### WHAT YOU NEED TO DO
All of the data needs to be repeated exactly.

### Items from a dataset
◆ ◆ ◆ ◆
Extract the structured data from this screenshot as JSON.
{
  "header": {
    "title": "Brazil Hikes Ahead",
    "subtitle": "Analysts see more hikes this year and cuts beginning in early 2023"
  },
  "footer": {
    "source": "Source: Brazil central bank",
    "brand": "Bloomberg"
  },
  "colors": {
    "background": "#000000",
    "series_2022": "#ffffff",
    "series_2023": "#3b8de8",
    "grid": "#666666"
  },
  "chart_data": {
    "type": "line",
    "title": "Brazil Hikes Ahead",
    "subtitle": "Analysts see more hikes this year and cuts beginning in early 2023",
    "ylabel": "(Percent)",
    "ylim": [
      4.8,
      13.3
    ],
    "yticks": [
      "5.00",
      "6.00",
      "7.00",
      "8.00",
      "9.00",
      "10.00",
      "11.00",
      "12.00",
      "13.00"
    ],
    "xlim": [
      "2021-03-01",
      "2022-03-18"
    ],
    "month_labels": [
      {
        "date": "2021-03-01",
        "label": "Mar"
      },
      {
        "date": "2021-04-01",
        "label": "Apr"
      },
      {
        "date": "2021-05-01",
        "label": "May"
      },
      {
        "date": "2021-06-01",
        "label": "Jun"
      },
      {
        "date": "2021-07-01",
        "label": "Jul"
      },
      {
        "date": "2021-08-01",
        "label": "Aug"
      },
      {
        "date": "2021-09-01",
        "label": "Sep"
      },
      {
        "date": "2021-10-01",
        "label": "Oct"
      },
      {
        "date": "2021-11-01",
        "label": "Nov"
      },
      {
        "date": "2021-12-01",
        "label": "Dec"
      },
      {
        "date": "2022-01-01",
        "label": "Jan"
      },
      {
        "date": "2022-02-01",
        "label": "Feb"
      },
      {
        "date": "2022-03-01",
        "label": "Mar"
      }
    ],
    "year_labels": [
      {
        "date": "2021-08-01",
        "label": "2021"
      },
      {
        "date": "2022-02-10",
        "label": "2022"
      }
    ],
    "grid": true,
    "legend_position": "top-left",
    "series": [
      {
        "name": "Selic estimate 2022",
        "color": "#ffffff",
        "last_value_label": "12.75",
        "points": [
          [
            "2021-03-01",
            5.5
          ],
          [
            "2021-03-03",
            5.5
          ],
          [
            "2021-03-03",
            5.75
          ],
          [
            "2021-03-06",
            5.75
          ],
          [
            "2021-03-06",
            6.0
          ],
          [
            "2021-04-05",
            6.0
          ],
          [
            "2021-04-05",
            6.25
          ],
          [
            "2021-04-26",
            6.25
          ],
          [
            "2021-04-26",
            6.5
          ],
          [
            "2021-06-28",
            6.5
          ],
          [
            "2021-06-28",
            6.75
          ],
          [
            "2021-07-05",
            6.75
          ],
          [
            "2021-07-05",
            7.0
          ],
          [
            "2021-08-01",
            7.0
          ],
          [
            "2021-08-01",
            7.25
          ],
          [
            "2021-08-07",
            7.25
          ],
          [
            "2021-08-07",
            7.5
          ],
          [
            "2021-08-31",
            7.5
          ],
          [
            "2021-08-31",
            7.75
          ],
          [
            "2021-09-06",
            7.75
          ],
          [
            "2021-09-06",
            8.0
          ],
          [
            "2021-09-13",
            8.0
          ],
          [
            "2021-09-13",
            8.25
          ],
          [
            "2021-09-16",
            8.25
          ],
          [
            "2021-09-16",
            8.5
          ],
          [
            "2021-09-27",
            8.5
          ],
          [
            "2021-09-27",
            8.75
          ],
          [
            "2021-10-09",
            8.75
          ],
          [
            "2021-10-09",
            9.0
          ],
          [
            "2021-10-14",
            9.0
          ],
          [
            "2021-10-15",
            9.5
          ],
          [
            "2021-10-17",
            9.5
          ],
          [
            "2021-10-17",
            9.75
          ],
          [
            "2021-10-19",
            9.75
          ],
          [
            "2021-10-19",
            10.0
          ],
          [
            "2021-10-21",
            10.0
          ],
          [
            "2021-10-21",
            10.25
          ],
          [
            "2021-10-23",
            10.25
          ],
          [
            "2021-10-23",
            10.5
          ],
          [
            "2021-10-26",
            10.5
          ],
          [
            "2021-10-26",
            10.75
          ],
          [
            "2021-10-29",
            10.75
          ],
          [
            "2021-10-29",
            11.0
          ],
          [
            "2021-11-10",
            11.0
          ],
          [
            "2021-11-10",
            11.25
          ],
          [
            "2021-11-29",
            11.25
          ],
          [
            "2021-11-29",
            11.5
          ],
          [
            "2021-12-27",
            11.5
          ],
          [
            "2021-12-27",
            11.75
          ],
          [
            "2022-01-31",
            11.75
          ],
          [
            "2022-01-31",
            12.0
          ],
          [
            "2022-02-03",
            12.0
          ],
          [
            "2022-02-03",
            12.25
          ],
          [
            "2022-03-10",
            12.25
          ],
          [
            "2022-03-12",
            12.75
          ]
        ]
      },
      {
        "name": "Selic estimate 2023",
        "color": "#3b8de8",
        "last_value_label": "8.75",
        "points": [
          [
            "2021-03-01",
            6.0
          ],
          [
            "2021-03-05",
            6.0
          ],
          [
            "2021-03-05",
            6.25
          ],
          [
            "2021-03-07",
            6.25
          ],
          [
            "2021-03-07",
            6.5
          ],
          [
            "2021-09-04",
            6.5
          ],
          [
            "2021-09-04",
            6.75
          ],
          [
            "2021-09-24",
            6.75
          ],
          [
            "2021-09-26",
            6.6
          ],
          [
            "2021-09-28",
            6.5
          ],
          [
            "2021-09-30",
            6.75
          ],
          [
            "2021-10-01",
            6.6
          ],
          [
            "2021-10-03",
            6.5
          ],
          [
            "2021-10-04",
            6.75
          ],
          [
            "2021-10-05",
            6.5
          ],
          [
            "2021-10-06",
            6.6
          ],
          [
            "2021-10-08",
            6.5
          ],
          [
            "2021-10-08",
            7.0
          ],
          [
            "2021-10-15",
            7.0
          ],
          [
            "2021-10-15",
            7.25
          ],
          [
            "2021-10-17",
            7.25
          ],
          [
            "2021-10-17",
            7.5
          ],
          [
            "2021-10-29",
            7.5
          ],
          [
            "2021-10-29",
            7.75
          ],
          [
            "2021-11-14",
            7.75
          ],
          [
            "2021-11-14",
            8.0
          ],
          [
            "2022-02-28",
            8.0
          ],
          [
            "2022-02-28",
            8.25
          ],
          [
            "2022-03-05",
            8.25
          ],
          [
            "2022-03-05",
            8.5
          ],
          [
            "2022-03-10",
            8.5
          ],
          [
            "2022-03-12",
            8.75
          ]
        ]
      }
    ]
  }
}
◆ ◆ ◆ ◆
### OUTPUT OF THE EXERCISE
Extract the structured data from this screenshot as JSON.
{
  "header": {
    "title": "Brazil Hikes Ahead",
    "subtitle": "Analysts see more hikes this year and cuts beginning in early 2023"
  },
  "footer": {
    "source": "Source: Brazil central bank",
    "brand": "Bloomberg"
  },
  "colors": {
    "background": "#000000",
    "series_2022": "#ffffff",
    "series_2023": "#3b8de8",
    "grid": "#666666"
  },
  "chart_data": {
    "type": "line",
    "title": "Brazil Hikes Ahead",
    "subtitle": "Analysts see more hikes this year and cuts beginning in early 2023",
    "ylabel": "(Percent)",
    "ylim": [
      4.8,
      13.3
    ],
    "yticks": [
      "5.00",
      "6.00",
      "7.00",
      "8.00",
      "9.00",
      "10.00",
      "11.00",
      "12.00",
      "13.00"
    ],
    "xlim": [
      "2021-03-01",
      "2022-03-18"
    ],
    "month_labels": [
      {
        "date": "2021-03-01",
        "label": "Mar"
      },
      {
        "date": "2021-04-01",
        "label": "Apr"
      },
      {
        "date": "2021-05-01",
        "label": "May"
      },
      {
        "date": "2021-06-01",
        "label": "Jun"
      },
      {
        "date": "2021-07-01",
        "label": "Jul"
      },
      {
        "date": "2021-08-01",
        "label": "Aug"
      },
      {
        "date": "2021-09-01",
        "label": "Sep"
      },
      {
        "date": "2021-10-01",
        "label": "Oct"
      },
      {
        "date": "2021-11-01",
        "label": "Nov"
      },
      {
        "date": "2021-12-01",
        "label": "Dec"
      },
      {
        "date": "2022-01-01",
        "label": "Jan"
      },
      {
        "date": "2022-02-01",
        "label": "Feb"
      },
      {
        "date": "2022-03-01",
        "label": "Mar"
      }
    ],
    "year_labels": [
      {
        "date": "2021-08-01",
        "label": "2021"
      },
      {
        "date": "2022-02-10",
        "label": "2022"
      }
    ],
    "grid": true,
    "legend_position": "top-left",
    "series": [
      {
        "name": "Selic estimate 2022",
        "color": "#ffffff",
        "last_value_label": "12.75",
        "points": [
          [
            "2021-03-01",
            5.5
          ],
          [
            "2021-03-03",
            5.5
          ],
          [
            "2021-03-03",
            5.75
          ],
          [
            "2021-03-06",
            5.75
          ],
          [
            "2021-03-06",
            6.0
          ],
          [
            "2021-04-05",
            6.0
          ],
          [
            "2021-04-05",
            6.25
          ],
          [
            "2021-04-26",
            6.25
          ],
          [
            "2021-04-26",
            6.5
          ],
          [
            "2021-06-28",
            6.5
          ],
          [
            "2021-06-28",
            6.75
          ],
          [
            "2021-07-05",
            6.75
          ],
          [
            "2021-07-05",
            7.0
          ],
          [
            "2021-08-01",
            7.0
          ],
          [
            "2021-08-01",
            7.25
          ],
          [
            "2021-08-07",
            7.25
          ],
          [
            "2021-08-07",
            7.5
          ],
          [
            "2021-08-31",
            7.5
          ],
          [
            "2021-08-31",
            7.75
          ],
          [
            "2021-09-06",
            7.75
          ],
          [
            "2021-09-06",
            8.0
          ],
          [
            "2021-09-13",
            8.0
          ],
          [
            "2021-09-13",
            8.25
          ],
          [
            "2021-09-16",
            8.25
          ],
          [
            "2021-09-16",
            8.5
          ],
          [
            "2021-09-27",
            8.5
          ],
          [
            "2021-09-27",
            8.75
          ],
          [
            "2021-10-09",
            8.75
          ],
          [
            "2021-10-09",
            9.0
          ],
          [
            "2021-10-14",
            9.0
          ],
          [
            "2021-10-15",
            9.5
          ],
          [
            "2021-10-17",
            9.5
          ],
          [
            "2021-10-17",
            9.75
          ],
          [
            "2021-10-19",
            9.75
          ],
          [
            "2021-10-19",
            10.0
          ],
          [
            "2021-10-21",
            10.0
          ],
          [
            "2021-10-21",
            10.25
          ],
          [
            "2021-10-23",
            10.25
          ],
          [
            "2021-10-23",
            10.5
          ],
          [
            "2021-10-26",
            10.5
          ],
          [
            "2021-10-26",
            10.75
          ],
          [
            "2021-10-29",
            10.75
          ],
          [
            "2021-10-29",
            11.0
          ],
          [
            "2021-11-10",
            11.0
          ],
          [
            "2021-11-10",
            11.25
          ],
          [
            "2021-11-29",
            11.25
          ],
          [
            "2021-11-29",
            11.5
          ],
          [
            "2021-12-27",
            11.5
          ],
          [
            "2021-12-27",
            11.75
          ],
          [
            "2022-01-31",
            11.75
          ],
          [
            "2022-01-31",
            12.0
          ],
          [
            "2022-02-03",
            12.0
          ],
          [
            "2022-02-03",
            12.25
          ],
          [
            "2022-03-10",
            12.25
          ],
          [
            "2022-03-12",
            12.75
          ]
        ]
      },
      {
        "name": "Selic estimate 2023",
        "color": "#3b8de8",
        "last_value_label": "8.75",
        "points": [
          [
            "2021-03-01",
            6.0
          ],
          [
            "2021-03-05",
            6.0
          ],
          [
            "2021-03-05",
            6.25
          ],
          [
            "2021-03-07",
            6.25
          ],
          [
            "2021-03-07",
            6.5
          ],
          [
            "2021-09-04",
            6.5
          ],
          [
            "2021-09-04",
            6.75
          ],
          [
            "2021-09-24",
            6.75
          ],
          [
            "2021-09-26",
            6.6
          ],
          [
            "2021-09-28",
            6.5
          ],
          [
            "2021-09-30",
            6.75
          ],
          [
            "2021-10-01",
            6.6
          ],
          [
            "2021-10-03",
            6.5
          ],
          [
            "2021-10-04",
            6.75
          ],
          [
            "2021-10-05",
            6.5
          ],
          [
            "2021-10-06",
            6.6
          ],
          [
            "2021-10-08",
            6.5
          ],
          [
            "2021-10-08",
            7.0
          ],
          [
            "2021-10-15",
            7.0
          ],
          [
            "2021-10-15",
            7.25
          ],
          [
            "2021-10-17",
            7.25
          ],
          [
            "2021-10-17",
            7.5
          ],
          [
            "2021-10-29",
            7.5
          ],
          [
            "2021-10-29",
            7.75
          ],
          [
            "2021-11-14",
            7.75
          ],
          [
            "2021-11-14",
            8.0
          ],
          [
            "2022-02-28",
            8.0
          ],
          [
            "2022-02-28",
            8.25
          ],
          [
            "2022-03-05",
            8.25
          ],
          [
            "2022-03-05",
            8.5
          ],
          [
            "2022-03-10",
            8.5
          ],
          [
            "2022-03-12",
            8.75
          ]
        ]
      }
    ]
  }
}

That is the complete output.